[Figure record listings]
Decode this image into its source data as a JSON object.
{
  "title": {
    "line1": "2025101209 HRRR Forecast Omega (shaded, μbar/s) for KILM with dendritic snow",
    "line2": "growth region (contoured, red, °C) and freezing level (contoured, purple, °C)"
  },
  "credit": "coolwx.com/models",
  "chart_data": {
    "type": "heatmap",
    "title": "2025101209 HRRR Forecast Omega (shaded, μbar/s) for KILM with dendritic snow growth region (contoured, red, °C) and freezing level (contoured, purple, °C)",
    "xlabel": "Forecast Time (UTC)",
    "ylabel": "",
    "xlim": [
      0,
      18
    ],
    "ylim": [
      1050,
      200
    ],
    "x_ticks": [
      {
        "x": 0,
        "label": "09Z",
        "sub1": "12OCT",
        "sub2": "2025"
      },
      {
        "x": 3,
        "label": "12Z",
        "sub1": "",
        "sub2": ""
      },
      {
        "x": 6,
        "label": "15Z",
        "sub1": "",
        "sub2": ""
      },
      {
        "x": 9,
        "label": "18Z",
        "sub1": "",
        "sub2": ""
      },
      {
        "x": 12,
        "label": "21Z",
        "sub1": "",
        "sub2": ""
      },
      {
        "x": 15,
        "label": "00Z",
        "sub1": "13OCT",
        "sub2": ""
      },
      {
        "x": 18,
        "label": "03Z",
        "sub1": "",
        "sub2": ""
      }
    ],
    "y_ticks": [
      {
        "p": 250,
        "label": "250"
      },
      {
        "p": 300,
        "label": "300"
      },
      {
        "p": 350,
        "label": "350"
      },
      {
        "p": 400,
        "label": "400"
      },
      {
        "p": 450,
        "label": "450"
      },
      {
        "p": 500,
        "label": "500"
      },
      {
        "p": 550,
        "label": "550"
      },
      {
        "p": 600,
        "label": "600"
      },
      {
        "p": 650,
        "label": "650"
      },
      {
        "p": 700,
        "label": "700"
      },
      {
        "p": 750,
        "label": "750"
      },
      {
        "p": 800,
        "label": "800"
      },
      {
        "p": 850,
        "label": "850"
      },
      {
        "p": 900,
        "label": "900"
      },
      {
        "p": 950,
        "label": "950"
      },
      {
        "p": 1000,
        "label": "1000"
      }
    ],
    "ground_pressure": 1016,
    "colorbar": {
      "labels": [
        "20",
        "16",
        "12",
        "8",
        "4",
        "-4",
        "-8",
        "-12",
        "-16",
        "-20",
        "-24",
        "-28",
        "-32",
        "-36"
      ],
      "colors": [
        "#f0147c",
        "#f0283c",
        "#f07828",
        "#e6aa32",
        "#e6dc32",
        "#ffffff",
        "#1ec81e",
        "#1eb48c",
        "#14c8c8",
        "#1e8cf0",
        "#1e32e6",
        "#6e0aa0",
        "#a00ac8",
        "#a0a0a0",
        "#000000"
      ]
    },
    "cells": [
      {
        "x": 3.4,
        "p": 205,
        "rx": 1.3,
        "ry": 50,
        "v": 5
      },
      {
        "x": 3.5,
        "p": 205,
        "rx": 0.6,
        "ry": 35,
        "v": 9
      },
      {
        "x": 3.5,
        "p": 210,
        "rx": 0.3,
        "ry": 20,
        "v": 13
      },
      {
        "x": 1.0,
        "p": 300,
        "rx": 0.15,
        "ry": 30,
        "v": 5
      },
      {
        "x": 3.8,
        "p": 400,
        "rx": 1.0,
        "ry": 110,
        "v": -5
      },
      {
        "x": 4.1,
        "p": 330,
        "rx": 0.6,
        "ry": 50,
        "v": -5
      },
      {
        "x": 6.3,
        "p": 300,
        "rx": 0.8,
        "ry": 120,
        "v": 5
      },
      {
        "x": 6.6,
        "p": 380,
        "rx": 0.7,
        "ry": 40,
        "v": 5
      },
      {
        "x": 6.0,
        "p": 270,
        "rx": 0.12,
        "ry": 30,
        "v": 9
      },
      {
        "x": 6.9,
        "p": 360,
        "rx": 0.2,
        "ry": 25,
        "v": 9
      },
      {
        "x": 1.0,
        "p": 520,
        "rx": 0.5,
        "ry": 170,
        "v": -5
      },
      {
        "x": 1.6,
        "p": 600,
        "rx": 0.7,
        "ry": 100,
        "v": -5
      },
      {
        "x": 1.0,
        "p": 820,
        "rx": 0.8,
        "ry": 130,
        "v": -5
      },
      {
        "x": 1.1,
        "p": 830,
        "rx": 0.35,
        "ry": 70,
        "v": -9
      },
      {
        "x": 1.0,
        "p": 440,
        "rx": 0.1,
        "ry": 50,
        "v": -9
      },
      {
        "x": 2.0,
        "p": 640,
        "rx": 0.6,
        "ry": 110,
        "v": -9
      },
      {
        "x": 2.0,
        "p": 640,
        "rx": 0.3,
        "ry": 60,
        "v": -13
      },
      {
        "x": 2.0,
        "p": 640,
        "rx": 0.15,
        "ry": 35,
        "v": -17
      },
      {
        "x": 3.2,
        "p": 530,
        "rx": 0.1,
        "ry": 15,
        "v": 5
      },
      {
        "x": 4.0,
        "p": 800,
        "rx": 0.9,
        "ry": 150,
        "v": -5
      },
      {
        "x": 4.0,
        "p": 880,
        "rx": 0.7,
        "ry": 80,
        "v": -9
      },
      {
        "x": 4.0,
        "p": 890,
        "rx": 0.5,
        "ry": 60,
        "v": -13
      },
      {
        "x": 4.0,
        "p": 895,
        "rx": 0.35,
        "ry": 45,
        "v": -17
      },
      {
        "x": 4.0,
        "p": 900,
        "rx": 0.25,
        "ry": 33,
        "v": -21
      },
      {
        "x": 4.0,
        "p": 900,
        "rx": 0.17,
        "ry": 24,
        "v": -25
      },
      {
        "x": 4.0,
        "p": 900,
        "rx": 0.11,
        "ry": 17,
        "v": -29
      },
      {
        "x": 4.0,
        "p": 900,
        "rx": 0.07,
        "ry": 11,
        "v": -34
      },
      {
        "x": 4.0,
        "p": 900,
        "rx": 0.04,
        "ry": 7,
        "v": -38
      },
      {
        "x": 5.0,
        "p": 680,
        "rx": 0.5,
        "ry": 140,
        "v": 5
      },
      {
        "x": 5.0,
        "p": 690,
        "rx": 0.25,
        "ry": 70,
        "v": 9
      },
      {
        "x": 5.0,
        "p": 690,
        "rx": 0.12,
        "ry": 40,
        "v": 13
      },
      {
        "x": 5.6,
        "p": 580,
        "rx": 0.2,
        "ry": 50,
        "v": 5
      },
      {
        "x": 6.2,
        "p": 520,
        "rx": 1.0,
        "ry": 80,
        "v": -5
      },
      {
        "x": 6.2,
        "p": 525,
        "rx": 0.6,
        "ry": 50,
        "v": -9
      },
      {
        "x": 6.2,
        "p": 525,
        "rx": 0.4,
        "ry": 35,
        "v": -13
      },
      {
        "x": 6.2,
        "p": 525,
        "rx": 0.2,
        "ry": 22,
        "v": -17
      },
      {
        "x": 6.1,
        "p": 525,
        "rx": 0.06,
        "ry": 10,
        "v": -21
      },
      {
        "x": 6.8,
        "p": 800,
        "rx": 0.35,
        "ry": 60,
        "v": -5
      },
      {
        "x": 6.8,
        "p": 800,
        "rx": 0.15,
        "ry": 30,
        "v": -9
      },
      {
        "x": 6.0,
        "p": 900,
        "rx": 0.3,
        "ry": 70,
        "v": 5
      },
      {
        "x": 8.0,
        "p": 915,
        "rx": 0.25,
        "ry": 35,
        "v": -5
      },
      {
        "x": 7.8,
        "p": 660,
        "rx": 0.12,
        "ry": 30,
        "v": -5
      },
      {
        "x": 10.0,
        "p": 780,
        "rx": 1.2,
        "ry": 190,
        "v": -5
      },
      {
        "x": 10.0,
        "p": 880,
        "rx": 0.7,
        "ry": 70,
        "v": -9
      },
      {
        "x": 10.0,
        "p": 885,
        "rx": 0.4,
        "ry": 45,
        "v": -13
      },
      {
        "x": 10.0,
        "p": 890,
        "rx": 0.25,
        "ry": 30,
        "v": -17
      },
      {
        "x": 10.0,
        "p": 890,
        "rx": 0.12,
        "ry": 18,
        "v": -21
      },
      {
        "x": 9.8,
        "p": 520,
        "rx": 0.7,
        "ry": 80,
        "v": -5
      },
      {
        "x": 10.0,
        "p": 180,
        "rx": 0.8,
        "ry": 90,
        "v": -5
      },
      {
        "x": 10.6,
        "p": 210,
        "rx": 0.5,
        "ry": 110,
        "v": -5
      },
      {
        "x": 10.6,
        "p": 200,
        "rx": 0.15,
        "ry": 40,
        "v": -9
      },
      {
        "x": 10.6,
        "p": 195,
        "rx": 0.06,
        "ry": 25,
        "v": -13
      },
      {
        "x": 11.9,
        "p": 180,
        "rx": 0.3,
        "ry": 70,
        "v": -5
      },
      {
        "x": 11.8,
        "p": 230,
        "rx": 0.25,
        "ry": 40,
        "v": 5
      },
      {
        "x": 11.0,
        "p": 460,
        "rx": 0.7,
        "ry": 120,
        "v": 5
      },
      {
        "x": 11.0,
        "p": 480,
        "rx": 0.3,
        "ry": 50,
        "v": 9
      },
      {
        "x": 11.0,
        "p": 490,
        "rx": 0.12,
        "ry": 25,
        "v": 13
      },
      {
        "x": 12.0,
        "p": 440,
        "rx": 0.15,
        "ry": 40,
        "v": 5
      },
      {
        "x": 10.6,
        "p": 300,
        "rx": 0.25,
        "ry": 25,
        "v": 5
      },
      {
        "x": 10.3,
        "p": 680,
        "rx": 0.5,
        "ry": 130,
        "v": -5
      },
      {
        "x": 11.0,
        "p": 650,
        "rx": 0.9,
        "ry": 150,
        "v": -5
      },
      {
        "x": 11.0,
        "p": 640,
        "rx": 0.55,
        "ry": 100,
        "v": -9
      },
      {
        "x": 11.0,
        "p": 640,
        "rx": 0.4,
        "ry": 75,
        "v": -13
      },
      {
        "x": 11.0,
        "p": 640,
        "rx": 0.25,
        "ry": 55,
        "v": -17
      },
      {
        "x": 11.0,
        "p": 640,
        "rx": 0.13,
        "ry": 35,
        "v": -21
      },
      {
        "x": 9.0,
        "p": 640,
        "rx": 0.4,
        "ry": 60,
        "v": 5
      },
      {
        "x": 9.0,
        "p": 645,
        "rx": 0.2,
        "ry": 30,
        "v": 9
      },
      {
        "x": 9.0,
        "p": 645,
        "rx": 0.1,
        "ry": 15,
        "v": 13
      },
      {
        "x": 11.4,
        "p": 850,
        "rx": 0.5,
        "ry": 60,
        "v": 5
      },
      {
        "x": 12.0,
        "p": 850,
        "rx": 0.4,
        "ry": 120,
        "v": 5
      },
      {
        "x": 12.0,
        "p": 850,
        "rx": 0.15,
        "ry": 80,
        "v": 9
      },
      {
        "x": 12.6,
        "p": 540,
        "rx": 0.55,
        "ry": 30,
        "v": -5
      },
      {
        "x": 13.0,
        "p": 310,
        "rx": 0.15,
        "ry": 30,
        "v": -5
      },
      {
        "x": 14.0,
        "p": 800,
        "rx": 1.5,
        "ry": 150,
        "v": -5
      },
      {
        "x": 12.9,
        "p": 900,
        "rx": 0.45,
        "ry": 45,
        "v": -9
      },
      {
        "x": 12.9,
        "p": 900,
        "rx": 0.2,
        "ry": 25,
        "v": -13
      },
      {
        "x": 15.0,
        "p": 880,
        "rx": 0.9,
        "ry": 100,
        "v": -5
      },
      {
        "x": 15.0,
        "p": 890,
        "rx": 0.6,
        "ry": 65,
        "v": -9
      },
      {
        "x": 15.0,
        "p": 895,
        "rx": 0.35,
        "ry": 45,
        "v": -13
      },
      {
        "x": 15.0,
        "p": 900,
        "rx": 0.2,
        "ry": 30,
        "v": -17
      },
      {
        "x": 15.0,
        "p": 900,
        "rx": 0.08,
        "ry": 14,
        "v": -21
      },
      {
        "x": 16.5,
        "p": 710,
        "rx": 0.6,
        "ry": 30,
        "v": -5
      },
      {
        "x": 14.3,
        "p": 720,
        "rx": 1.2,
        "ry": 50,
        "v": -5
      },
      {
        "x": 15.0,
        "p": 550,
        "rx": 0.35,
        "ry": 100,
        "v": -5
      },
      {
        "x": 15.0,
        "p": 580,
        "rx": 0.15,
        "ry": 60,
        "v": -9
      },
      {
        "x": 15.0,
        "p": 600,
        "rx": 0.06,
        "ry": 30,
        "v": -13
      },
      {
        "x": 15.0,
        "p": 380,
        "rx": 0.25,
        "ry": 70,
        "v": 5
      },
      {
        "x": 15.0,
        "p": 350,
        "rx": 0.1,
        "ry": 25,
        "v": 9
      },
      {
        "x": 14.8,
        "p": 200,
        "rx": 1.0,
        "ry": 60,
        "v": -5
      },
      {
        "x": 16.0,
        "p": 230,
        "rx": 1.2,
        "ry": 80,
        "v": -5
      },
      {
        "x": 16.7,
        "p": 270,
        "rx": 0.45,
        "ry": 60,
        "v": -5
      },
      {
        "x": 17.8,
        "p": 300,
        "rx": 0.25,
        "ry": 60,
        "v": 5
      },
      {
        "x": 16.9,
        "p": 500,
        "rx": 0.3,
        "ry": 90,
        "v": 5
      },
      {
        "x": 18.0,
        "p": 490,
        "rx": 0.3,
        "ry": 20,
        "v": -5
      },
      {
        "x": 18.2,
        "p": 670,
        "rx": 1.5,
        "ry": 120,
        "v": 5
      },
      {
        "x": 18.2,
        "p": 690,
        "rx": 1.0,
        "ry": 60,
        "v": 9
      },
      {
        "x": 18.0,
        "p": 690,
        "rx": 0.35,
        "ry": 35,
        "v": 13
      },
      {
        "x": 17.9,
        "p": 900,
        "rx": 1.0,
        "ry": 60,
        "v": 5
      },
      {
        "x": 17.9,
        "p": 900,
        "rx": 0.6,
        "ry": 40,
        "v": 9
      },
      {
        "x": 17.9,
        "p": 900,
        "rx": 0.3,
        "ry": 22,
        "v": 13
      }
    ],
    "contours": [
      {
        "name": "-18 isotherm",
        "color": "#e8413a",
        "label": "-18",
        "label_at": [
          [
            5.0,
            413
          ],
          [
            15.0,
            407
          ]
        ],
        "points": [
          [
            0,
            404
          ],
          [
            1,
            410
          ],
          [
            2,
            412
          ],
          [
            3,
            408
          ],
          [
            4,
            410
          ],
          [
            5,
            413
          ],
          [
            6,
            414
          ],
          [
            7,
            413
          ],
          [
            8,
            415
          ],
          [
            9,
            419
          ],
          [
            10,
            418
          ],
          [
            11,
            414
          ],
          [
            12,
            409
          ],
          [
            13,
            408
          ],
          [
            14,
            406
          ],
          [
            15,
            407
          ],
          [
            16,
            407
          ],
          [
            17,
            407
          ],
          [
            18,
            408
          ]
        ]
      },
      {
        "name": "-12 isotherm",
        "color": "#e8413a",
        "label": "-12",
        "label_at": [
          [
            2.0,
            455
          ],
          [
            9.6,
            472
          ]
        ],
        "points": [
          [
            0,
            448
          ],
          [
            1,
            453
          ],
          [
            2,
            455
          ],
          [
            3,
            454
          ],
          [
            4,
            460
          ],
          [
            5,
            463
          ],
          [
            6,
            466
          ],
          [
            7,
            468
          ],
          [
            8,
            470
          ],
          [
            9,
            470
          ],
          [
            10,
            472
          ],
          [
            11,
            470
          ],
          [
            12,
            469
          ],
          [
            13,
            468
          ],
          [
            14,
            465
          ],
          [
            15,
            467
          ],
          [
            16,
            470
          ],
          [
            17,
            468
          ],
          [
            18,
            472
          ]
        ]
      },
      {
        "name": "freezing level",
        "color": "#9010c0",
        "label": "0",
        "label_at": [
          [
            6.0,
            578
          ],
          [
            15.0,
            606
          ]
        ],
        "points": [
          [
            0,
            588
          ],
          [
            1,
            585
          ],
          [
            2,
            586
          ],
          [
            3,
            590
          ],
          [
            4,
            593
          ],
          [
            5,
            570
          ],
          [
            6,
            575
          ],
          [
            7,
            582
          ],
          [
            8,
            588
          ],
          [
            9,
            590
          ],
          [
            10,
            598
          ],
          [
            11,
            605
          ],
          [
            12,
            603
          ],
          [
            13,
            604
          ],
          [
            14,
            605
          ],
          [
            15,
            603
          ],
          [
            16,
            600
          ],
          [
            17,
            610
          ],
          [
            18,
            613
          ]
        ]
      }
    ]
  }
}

_TASK GOAL_
Report every line containing the word "contoured" from the listing above.

_ANSWER TO THE TASK_
    "line2": "growth region (contoured, red, °C) and freezing level (contoured, purple, °C)"
    "title": "2025101209 HRRR Forecast Omega (shaded, μbar/s) for KILM with dendritic snow growth region (contoured, red, °C) and freezing level (contoured, purple, °C)",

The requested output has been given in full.